WHAT IS ASKED: In the copy, include every entry exactly but none of the pictures.

Stored entries
————————

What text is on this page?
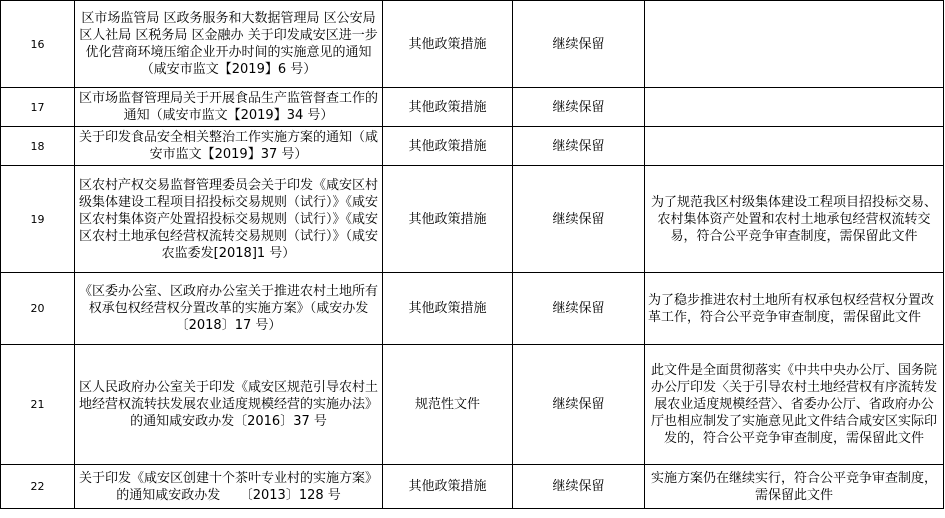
16	区市场监管局 区政务服务和大数据管理局 区公安局 区人社局 区税务局 区金融办 关于印发咸安区进一步优化营商环境压缩企业开办时间的实施意见的通知（咸安市监文【2019】6 号）	其他政策措施	继续保留	
17	区市场监督管理局关于开展食品生产监管督查工作的通知（咸安市监文【2019】34 号）	其他政策措施	继续保留	
18	关于印发食品安全相关整治工作实施方案的通知（咸安市监文【2019】37 号）	其他政策措施	继续保留	
19	区农村产权交易监督管理委员会关于印发《咸安区村级集体建设工程项目招投标交易规则（试行）》《咸安区农村集体资产处置招投标交易规则（试行）》《咸安区农村土地承包经营权流转交易规则（试行）》（咸安农监委发[2018]1 号）	其他政策措施	继续保留	为了规范我区村级集体建设工程项目招投标交易、农村集体资产处置和农村土地承包经营权流转交易，符合公平竞争审查制度，需保留此文件
20	《区委办公室、区政府办公室关于推进农村土地所有权承包权经营权分置改革的实施方案》（咸安办发〔2018〕17 号）	其他政策措施	继续保留	为了稳步推进农村土地所有权承包权经营权分置改革工作，符合公平竞争审查制度，需保留此文件
21	区人民政府办公室关于印发《咸安区规范引导农村土地经营权流转扶发展农业适度规模经营的实施办法》的通知咸安政办发〔2016〕37 号	规范性文件	继续保留	此文件是全面贯彻落实《中共中央办公厅、国务院办公厅印发〈关于引导农村土地经营权有序流转发展农业适度规模经营〉、省委办公厅、省政府办公厅也相应制发了实施意见此文件结合咸安区实际印发的，符合公平竞争审查制度，需保留此文件
22	关于印发《咸安区创建十个茶叶专业村的实施方案》的通知咸安政办发　　〔2013〕128 号	其他政策措施	继续保留	实施方案仍在继续实行，符合公平竞争审查制度，需保留此文件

————————

IN RESPONSE:
What text is on this page?
16	区市场监管局 区政务服务和大数据管理局 区公安局 区人社局 区税务局 区金融办 关于印发咸安区进一步优化营商环境压缩企业开办时间的实施意见的通知（咸安市监文【2019】6 号）	其他政策措施	继续保留	
17	区市场监督管理局关于开展食品生产监管督查工作的通知（咸安市监文【2019】34 号）	其他政策措施	继续保留	
18	关于印发食品安全相关整治工作实施方案的通知（咸安市监文【2019】37 号）	其他政策措施	继续保留	
19	区农村产权交易监督管理委员会关于印发《咸安区村级集体建设工程项目招投标交易规则（试行）》《咸安区农村集体资产处置招投标交易规则（试行）》《咸安区农村土地承包经营权流转交易规则（试行）》（咸安农监委发[2018]1 号）	其他政策措施	继续保留	为了规范我区村级集体建设工程项目招投标交易、农村集体资产处置和农村土地承包经营权流转交易，符合公平竞争审查制度，需保留此文件
20	《区委办公室、区政府办公室关于推进农村土地所有权承包权经营权分置改革的实施方案》（咸安办发〔2018〕17 号）	其他政策措施	继续保留	为了稳步推进农村土地所有权承包权经营权分置改革工作，符合公平竞争审查制度，需保留此文件
21	区人民政府办公室关于印发《咸安区规范引导农村土地经营权流转扶发展农业适度规模经营的实施办法》的通知咸安政办发〔2016〕37 号	规范性文件	继续保留	此文件是全面贯彻落实《中共中央办公厅、国务院办公厅印发〈关于引导农村土地经营权有序流转发展农业适度规模经营〉、省委办公厅、省政府办公厅也相应制发了实施意见此文件结合咸安区实际印发的，符合公平竞争审查制度，需保留此文件
22	关于印发《咸安区创建十个茶叶专业村的实施方案》的通知咸安政办发　　〔2013〕128 号	其他政策措施	继续保留	实施方案仍在继续实行，符合公平竞争审查制度，需保留此文件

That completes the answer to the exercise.